▶ **Provided entries**:

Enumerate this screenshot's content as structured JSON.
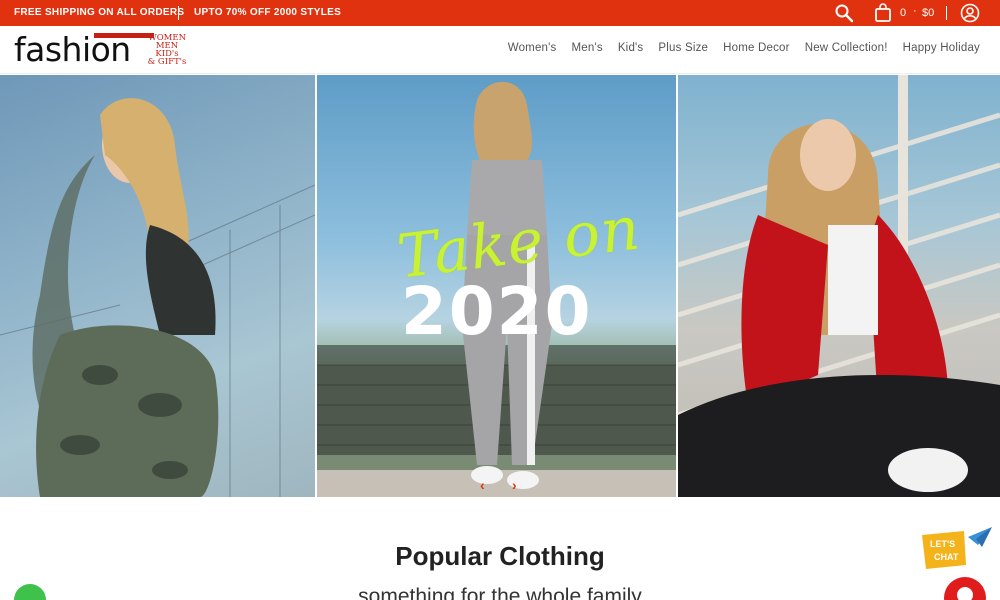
{
  "promo": {
    "left_text": "FREE SHIPPING ON ALL ORDERS",
    "right_text": "UPTO 70% OFF 2000 STYLES",
    "cart_count": "0",
    "separator": "·",
    "cart_total": "$0"
  },
  "logo": {
    "wordmark": "fashion",
    "tagline": [
      "WOMEN",
      "MEN",
      "KID's",
      "& GIFT's"
    ]
  },
  "nav": {
    "items": [
      "Women's",
      "Men's",
      "Kid's",
      "Plus Size",
      "Home Decor",
      "New Collection!",
      "Happy Holiday"
    ]
  },
  "hero": {
    "headline_script": "Take on",
    "headline_year": "2020",
    "prev_label": "‹",
    "next_label": "›"
  },
  "section": {
    "title": "Popular Clothing",
    "subtitle": "something for the whole family"
  },
  "chat": {
    "badge_line1": "LET'S",
    "badge_line2": "CHAT"
  },
  "colors": {
    "brand_red": "#e0320e",
    "logo_red": "#c62016",
    "headline_green": "#c9f235",
    "whatsapp_green": "#3fc24b"
  }
}
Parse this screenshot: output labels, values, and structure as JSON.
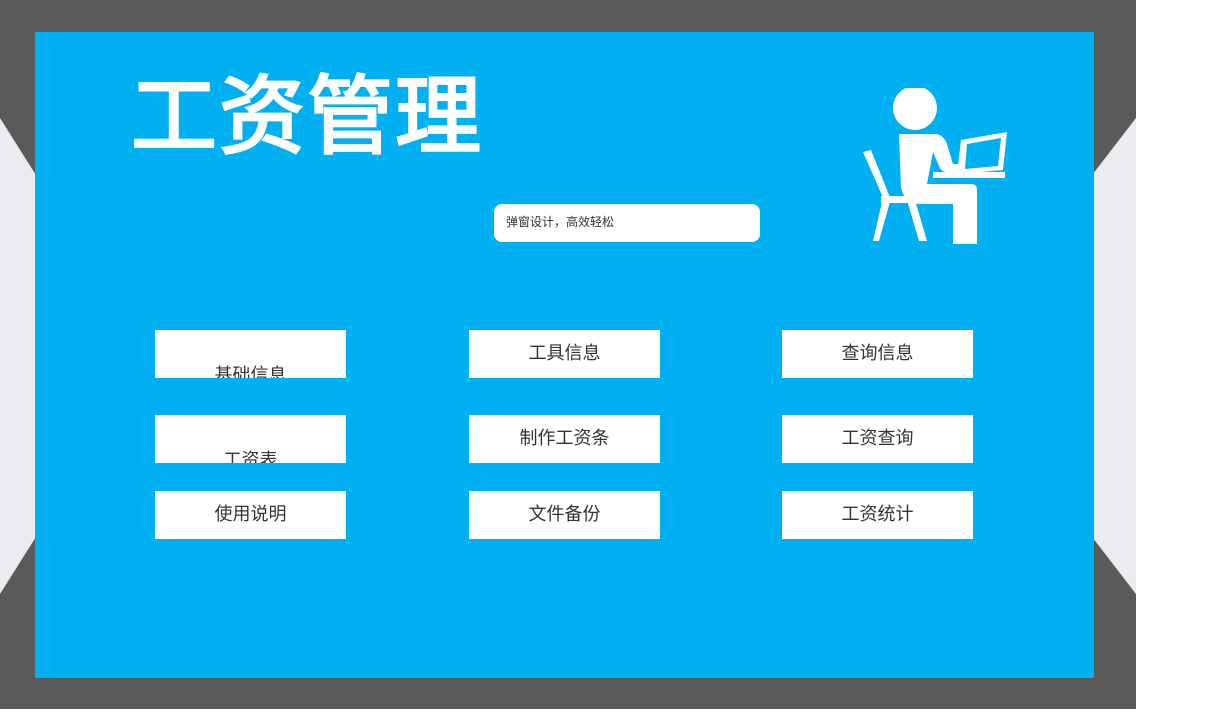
{
  "app": {
    "title": "工资管理",
    "subtitle": "弹窗设计，高效轻松"
  },
  "icons": {
    "hero": "person-at-laptop-icon"
  },
  "colors": {
    "panel": "#00b0f0",
    "frame": "#5a5a5a",
    "button_bg": "#ffffff",
    "text": "#333333"
  },
  "buttons": [
    {
      "label": "基础信息"
    },
    {
      "label": "工具信息"
    },
    {
      "label": "查询信息"
    },
    {
      "label": "工资表"
    },
    {
      "label": "制作工资条"
    },
    {
      "label": "工资查询"
    },
    {
      "label": "使用说明"
    },
    {
      "label": "文件备份"
    },
    {
      "label": "工资统计"
    }
  ]
}
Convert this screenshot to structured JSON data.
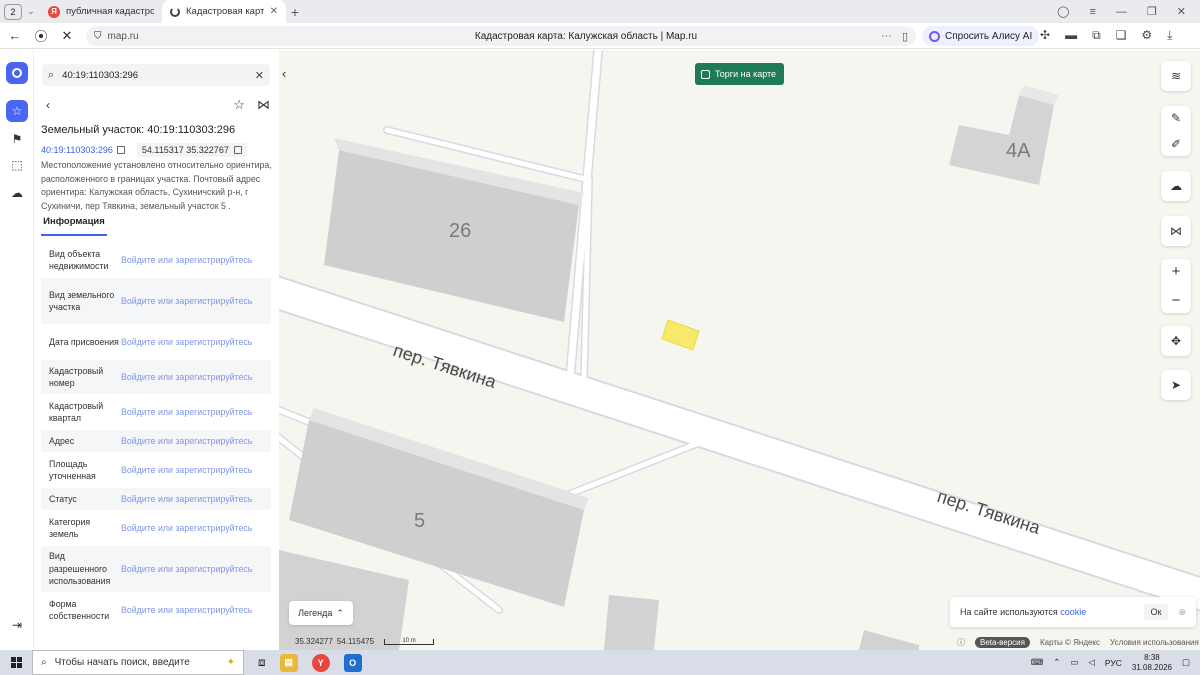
{
  "browser": {
    "tab_count": "2",
    "tabs": [
      {
        "label": "публичная кадастровая к"
      },
      {
        "label": "Кадастровая карта: Ка"
      }
    ],
    "url": "map.ru",
    "page_title": "Кадастровая карта: Калужская область | Map.ru",
    "alice_label": "Спросить Алису AI"
  },
  "search": {
    "value": "40:19:110303:296"
  },
  "plot": {
    "title": "Земельный участок: 40:19:110303:296",
    "cadastral_link": "40:19:110303:296",
    "coords": "54.115317 35.322767",
    "description": "Местоположение установлено относительно ориентира, расположенного в границах участка. Почтовый адрес ориентира: Калужская область, Сухиничский р-н, г Сухиничи, пер Тявкина, земельный участок 5 ."
  },
  "info_tab_label": "Информация",
  "info_rows": [
    {
      "key": "Вид объекта недвижимости",
      "value": "Войдите или зарегистрируйтесь"
    },
    {
      "key": "Вид земельного участка",
      "value": "Войдите или зарегистрируйтесь"
    },
    {
      "key": "Дата присвоения",
      "value": "Войдите или зарегистрируйтесь"
    },
    {
      "key": "Кадастровый номер",
      "value": "Войдите или зарегистрируйтесь"
    },
    {
      "key": "Кадастровый квартал",
      "value": "Войдите или зарегистрируйтесь"
    },
    {
      "key": "Адрес",
      "value": "Войдите или зарегистрируйтесь"
    },
    {
      "key": "Площадь уточненная",
      "value": "Войдите или зарегистрируйтесь"
    },
    {
      "key": "Статус",
      "value": "Войдите или зарегистрируйтесь"
    },
    {
      "key": "Категория земель",
      "value": "Войдите или зарегистрируйтесь"
    },
    {
      "key": "Вид разрешенного использования",
      "value": "Войдите или зарегистрируйтесь"
    },
    {
      "key": "Форма собственности",
      "value": "Войдите или зарегистрируйтесь"
    }
  ],
  "map": {
    "torgi_label": "Торги на карте",
    "buildings": [
      "4А",
      "26",
      "5"
    ],
    "street_label": "пер. Тявкина",
    "legend_label": "Легенда",
    "cursor_lon": "35.324277",
    "cursor_lat": "54.115475",
    "scale_label": "10 m",
    "cookie_text": "На сайте используются",
    "cookie_link": "cookie",
    "cookie_ok": "Ок",
    "beta_label": "Beta-версия",
    "attribution": "Карты © Яндекс",
    "terms": "Условия использования"
  },
  "taskbar": {
    "search_placeholder": "Чтобы начать поиск, введите",
    "lang": "РУС",
    "time": "8:38",
    "date": "31.08.2026"
  },
  "colors": {
    "accent": "#4a66f0",
    "torgi_green": "#1e7a57",
    "parcel_yellow": "#f7ea6a"
  }
}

▶ **Goal**: Retype each entry precisely. Skip images entirely.

▶ **Exercise output**:
Enumerate this screenshot's content as structured JSON.
{
  "promo": {
    "left_text": "FREE SHIPPING ON ALL ORDERS",
    "right_text": "UPTO 70% OFF 2000 STYLES",
    "cart_count": "0",
    "separator": "·",
    "cart_total": "$0"
  },
  "logo": {
    "wordmark": "fashion",
    "tagline": [
      "WOMEN",
      "MEN",
      "KID's",
      "& GIFT's"
    ]
  },
  "nav": {
    "items": [
      "Women's",
      "Men's",
      "Kid's",
      "Plus Size",
      "Home Decor",
      "New Collection!",
      "Happy Holiday"
    ]
  },
  "hero": {
    "headline_script": "Take on",
    "headline_year": "2020",
    "prev_label": "‹",
    "next_label": "›"
  },
  "section": {
    "title": "Popular Clothing",
    "subtitle": "something for the whole family"
  },
  "chat": {
    "badge_line1": "LET'S",
    "badge_line2": "CHAT"
  },
  "colors": {
    "brand_red": "#e0320e",
    "logo_red": "#c62016",
    "headline_green": "#c9f235",
    "whatsapp_green": "#3fc24b"
  }
}
Parse this screenshot: output labels, values, and structure as JSON.
{
  "app": {
    "title": "工资管理",
    "subtitle": "弹窗设计，高效轻松"
  },
  "icons": {
    "hero": "person-at-laptop-icon"
  },
  "colors": {
    "panel": "#00b0f0",
    "frame": "#5a5a5a",
    "button_bg": "#ffffff",
    "text": "#333333"
  },
  "buttons": [
    {
      "label": "基础信息"
    },
    {
      "label": "工具信息"
    },
    {
      "label": "查询信息"
    },
    {
      "label": "工资表"
    },
    {
      "label": "制作工资条"
    },
    {
      "label": "工资查询"
    },
    {
      "label": "使用说明"
    },
    {
      "label": "文件备份"
    },
    {
      "label": "工资统计"
    }
  ]
}
Convert this screenshot to structured JSON data.
{
  "browser": {
    "tab_count": "2",
    "tabs": [
      {
        "label": "публичная кадастровая к"
      },
      {
        "label": "Кадастровая карта: Ка"
      }
    ],
    "url": "map.ru",
    "page_title": "Кадастровая карта: Калужская область | Map.ru",
    "alice_label": "Спросить Алису AI"
  },
  "search": {
    "value": "40:19:110303:296"
  },
  "plot": {
    "title": "Земельный участок: 40:19:110303:296",
    "cadastral_link": "40:19:110303:296",
    "coords": "54.115317 35.322767",
    "description": "Местоположение установлено относительно ориентира, расположенного в границах участка. Почтовый адрес ориентира: Калужская область, Сухиничский р-н, г Сухиничи, пер Тявкина, земельный участок 5 ."
  },
  "info_tab_label": "Информация",
  "info_rows": [
    {
      "key": "Вид объекта недвижимости",
      "value": "Войдите или зарегистрируйтесь"
    },
    {
      "key": "Вид земельного участка",
      "value": "Войдите или зарегистрируйтесь"
    },
    {
      "key": "Дата присвоения",
      "value": "Войдите или зарегистрируйтесь"
    },
    {
      "key": "Кадастровый номер",
      "value": "Войдите или зарегистрируйтесь"
    },
    {
      "key": "Кадастровый квартал",
      "value": "Войдите или зарегистрируйтесь"
    },
    {
      "key": "Адрес",
      "value": "Войдите или зарегистрируйтесь"
    },
    {
      "key": "Площадь уточненная",
      "value": "Войдите или зарегистрируйтесь"
    },
    {
      "key": "Статус",
      "value": "Войдите или зарегистрируйтесь"
    },
    {
      "key": "Категория земель",
      "value": "Войдите или зарегистрируйтесь"
    },
    {
      "key": "Вид разрешенного использования",
      "value": "Войдите или зарегистрируйтесь"
    },
    {
      "key": "Форма собственности",
      "value": "Войдите или зарегистрируйтесь"
    }
  ],
  "map": {
    "torgi_label": "Торги на карте",
    "buildings": [
      "4А",
      "26",
      "5"
    ],
    "street_label": "пер. Тявкина",
    "legend_label": "Легенда",
    "cursor_lon": "35.324277",
    "cursor_lat": "54.115475",
    "scale_label": "10 m",
    "cookie_text": "На сайте используются",
    "cookie_link": "cookie",
    "cookie_ok": "Ок",
    "beta_label": "Beta-версия",
    "attribution": "Карты © Яндекс",
    "terms": "Условия использования"
  },
  "taskbar": {
    "search_placeholder": "Чтобы начать поиск, введите",
    "lang": "РУС",
    "time": "8:38",
    "date": "31.08.2026"
  },
  "colors": {
    "accent": "#4a66f0",
    "torgi_green": "#1e7a57",
    "parcel_yellow": "#f7ea6a"
  }
}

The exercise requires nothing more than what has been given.